- **What to work on**
Could you write out every record below exactly, leaving out any pictures?

Dataset records
▶

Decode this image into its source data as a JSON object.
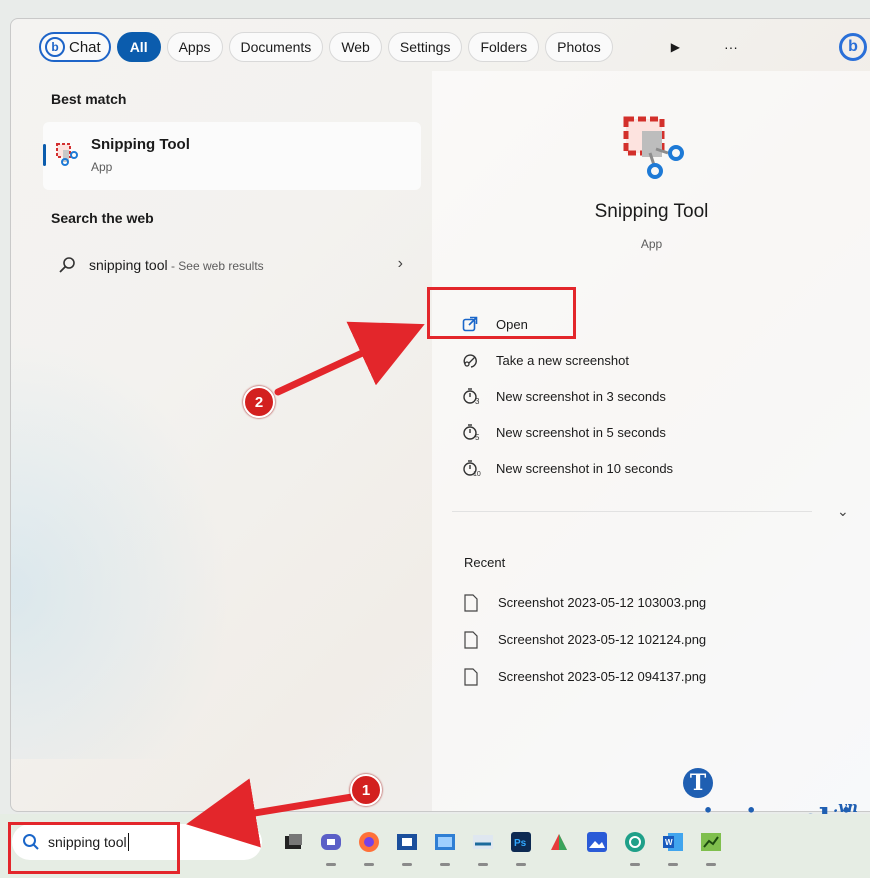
{
  "filters": {
    "chat_label": "Chat",
    "chips": [
      "All",
      "Apps",
      "Documents",
      "Web",
      "Settings",
      "Folders",
      "Photos"
    ],
    "more_label": "···"
  },
  "best_match": {
    "title": "Best match",
    "name": "Snipping Tool",
    "type": "App"
  },
  "search_web": {
    "title": "Search the web",
    "query": "snipping tool",
    "hint": " - See web results"
  },
  "detail": {
    "name": "Snipping Tool",
    "type": "App",
    "actions": [
      {
        "label": "Open",
        "icon": "open-external-icon"
      },
      {
        "label": "Take a new screenshot",
        "icon": "screenshot-icon"
      },
      {
        "label": "New screenshot in 3 seconds",
        "icon": "timer-3-icon",
        "n": "3"
      },
      {
        "label": "New screenshot in 5 seconds",
        "icon": "timer-5-icon",
        "n": "5"
      },
      {
        "label": "New screenshot in 10 seconds",
        "icon": "timer-10-icon",
        "n": "10"
      }
    ],
    "recent_title": "Recent",
    "recent": [
      "Screenshot 2023-05-12 103003.png",
      "Screenshot 2023-05-12 102124.png",
      "Screenshot 2023-05-12 094137.png"
    ]
  },
  "taskbar": {
    "search_text": "snipping tool",
    "apps": [
      "task-view",
      "teams-chat",
      "firefox",
      "media-player",
      "photos",
      "network",
      "photoshop",
      "paint",
      "photo-viewer",
      "refresh-app",
      "word",
      "charts-app"
    ]
  },
  "annotations": {
    "badge1": "1",
    "badge2": "2"
  },
  "watermark": {
    "main": "aimienphi",
    "sub": ".vn"
  },
  "colors": {
    "accent": "#0b5cad",
    "annotation": "#e3262b",
    "bing": "#1d64c8"
  }
}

◀

- **Result for this task**
Decode this image into its source data as a JSON object.
{
  "filters": {
    "chat_label": "Chat",
    "chips": [
      "All",
      "Apps",
      "Documents",
      "Web",
      "Settings",
      "Folders",
      "Photos"
    ],
    "more_label": "···"
  },
  "best_match": {
    "title": "Best match",
    "name": "Snipping Tool",
    "type": "App"
  },
  "search_web": {
    "title": "Search the web",
    "query": "snipping tool",
    "hint": " - See web results"
  },
  "detail": {
    "name": "Snipping Tool",
    "type": "App",
    "actions": [
      {
        "label": "Open",
        "icon": "open-external-icon"
      },
      {
        "label": "Take a new screenshot",
        "icon": "screenshot-icon"
      },
      {
        "label": "New screenshot in 3 seconds",
        "icon": "timer-3-icon",
        "n": "3"
      },
      {
        "label": "New screenshot in 5 seconds",
        "icon": "timer-5-icon",
        "n": "5"
      },
      {
        "label": "New screenshot in 10 seconds",
        "icon": "timer-10-icon",
        "n": "10"
      }
    ],
    "recent_title": "Recent",
    "recent": [
      "Screenshot 2023-05-12 103003.png",
      "Screenshot 2023-05-12 102124.png",
      "Screenshot 2023-05-12 094137.png"
    ]
  },
  "taskbar": {
    "search_text": "snipping tool",
    "apps": [
      "task-view",
      "teams-chat",
      "firefox",
      "media-player",
      "photos",
      "network",
      "photoshop",
      "paint",
      "photo-viewer",
      "refresh-app",
      "word",
      "charts-app"
    ]
  },
  "annotations": {
    "badge1": "1",
    "badge2": "2"
  },
  "watermark": {
    "main": "aimienphi",
    "sub": ".vn"
  },
  "colors": {
    "accent": "#0b5cad",
    "annotation": "#e3262b",
    "bing": "#1d64c8"
  }
}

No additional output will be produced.